§ **ITEMS**
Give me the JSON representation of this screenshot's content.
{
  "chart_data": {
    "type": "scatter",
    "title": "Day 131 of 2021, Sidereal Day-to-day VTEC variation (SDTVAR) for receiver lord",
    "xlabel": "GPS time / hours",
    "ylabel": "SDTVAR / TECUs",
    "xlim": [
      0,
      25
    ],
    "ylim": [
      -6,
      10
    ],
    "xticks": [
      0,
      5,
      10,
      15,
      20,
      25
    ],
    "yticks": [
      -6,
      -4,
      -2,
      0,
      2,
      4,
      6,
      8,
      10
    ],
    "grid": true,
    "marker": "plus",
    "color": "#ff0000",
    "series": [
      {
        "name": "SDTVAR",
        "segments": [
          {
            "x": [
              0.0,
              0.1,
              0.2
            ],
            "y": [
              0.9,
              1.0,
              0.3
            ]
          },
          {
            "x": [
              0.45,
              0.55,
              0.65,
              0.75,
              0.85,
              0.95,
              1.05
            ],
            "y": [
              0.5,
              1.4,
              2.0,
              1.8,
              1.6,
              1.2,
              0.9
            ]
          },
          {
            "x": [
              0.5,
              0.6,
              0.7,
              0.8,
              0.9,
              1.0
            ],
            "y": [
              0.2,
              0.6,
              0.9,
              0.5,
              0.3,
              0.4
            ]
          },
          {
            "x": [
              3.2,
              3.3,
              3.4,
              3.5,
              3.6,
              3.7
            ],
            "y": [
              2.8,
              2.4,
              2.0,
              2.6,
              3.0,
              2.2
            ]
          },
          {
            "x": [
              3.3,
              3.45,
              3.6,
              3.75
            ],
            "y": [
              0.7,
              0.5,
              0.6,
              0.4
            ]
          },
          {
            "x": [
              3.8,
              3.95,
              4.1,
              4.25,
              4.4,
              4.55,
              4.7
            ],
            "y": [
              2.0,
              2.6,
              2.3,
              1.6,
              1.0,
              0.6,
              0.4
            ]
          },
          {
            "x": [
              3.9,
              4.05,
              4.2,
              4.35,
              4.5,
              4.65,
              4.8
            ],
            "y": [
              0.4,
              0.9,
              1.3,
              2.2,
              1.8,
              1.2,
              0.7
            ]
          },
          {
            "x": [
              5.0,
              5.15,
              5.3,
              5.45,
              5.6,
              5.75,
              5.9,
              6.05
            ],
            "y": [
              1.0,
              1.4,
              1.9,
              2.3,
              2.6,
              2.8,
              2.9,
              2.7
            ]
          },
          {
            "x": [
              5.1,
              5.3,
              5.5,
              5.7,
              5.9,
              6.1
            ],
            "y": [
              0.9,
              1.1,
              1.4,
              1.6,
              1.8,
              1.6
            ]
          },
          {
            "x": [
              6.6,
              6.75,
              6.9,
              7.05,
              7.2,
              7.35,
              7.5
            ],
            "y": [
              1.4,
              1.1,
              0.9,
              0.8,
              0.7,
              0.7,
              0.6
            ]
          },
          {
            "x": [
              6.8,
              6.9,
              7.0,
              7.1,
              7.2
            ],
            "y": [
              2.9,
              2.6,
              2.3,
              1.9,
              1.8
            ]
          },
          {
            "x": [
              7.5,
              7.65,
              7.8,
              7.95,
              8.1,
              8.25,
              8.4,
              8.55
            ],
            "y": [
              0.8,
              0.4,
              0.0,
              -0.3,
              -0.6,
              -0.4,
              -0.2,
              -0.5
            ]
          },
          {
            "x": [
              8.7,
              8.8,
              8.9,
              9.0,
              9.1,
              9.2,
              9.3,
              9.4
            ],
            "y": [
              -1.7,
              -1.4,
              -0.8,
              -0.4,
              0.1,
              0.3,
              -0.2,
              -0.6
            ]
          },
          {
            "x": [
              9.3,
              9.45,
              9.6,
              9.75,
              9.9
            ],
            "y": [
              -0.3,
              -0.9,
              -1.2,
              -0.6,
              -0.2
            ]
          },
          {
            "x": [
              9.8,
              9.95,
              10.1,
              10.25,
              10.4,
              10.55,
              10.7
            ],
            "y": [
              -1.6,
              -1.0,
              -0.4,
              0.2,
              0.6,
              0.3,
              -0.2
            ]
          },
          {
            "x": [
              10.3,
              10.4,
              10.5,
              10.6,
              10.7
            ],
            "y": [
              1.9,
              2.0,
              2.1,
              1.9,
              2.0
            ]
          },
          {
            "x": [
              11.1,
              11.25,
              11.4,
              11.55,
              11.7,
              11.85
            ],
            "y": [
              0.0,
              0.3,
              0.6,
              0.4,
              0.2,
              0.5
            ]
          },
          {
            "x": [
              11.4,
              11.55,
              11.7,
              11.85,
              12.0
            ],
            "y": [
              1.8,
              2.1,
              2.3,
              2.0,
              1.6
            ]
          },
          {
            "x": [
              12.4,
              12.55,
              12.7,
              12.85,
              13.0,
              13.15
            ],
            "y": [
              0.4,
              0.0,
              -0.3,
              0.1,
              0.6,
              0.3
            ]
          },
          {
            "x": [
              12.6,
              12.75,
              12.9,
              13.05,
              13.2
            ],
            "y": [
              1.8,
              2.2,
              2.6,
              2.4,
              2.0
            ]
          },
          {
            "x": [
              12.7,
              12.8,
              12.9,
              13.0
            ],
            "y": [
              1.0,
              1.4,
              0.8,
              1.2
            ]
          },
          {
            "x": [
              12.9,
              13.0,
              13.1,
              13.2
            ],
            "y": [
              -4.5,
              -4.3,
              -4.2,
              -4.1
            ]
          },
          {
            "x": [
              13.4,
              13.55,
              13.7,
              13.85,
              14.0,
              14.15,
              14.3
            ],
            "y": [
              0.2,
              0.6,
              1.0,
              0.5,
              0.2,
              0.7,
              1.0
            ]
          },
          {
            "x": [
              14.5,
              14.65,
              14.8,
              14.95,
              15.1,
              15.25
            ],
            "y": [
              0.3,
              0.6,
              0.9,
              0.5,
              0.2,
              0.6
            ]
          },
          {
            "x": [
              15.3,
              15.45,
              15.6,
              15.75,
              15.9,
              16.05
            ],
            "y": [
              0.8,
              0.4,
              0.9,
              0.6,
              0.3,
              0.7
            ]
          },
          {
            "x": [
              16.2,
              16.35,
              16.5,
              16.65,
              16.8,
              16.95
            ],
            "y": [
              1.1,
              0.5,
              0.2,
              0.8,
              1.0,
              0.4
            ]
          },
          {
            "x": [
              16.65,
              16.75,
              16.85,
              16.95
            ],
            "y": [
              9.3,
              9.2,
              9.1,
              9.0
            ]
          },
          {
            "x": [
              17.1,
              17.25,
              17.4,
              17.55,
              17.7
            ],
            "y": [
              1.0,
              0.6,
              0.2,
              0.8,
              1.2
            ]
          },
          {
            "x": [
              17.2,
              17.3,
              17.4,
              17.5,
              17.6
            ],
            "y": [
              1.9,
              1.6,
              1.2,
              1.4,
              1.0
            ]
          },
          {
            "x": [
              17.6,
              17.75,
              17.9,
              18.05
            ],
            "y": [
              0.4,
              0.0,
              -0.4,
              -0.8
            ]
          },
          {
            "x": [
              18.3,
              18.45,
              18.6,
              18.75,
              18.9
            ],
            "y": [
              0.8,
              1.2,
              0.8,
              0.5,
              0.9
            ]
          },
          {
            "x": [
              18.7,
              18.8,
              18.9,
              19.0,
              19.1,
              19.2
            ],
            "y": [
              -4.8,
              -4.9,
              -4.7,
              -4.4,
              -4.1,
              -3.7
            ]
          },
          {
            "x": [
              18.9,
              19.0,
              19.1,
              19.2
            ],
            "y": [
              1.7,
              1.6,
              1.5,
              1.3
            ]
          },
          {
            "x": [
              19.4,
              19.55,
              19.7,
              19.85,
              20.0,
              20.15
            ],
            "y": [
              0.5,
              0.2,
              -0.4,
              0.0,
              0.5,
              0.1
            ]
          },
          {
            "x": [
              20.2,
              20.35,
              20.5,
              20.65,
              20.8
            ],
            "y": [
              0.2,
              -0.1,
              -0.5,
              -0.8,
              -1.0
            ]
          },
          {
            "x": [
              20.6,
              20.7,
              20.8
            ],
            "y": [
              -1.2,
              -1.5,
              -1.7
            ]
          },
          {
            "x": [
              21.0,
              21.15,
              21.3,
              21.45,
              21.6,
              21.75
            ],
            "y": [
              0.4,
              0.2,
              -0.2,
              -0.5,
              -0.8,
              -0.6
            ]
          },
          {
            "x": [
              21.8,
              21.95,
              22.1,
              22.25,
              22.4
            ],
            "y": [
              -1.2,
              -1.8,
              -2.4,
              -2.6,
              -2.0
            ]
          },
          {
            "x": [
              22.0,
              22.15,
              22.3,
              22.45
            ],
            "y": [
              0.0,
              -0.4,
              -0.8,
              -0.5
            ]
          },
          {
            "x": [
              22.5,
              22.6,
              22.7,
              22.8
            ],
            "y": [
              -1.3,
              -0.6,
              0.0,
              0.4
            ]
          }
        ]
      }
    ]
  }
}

§ **AIM OF THE EXERCISE**
From the entries above, copy each line holding "SDTVAR".

§ **ANSWER FOR THE TASK**
    "title": "Day 131 of 2021, Sidereal Day-to-day VTEC variation (SDTVAR) for receiver lord",
    "ylabel": "SDTVAR / TECUs",
        "name": "SDTVAR",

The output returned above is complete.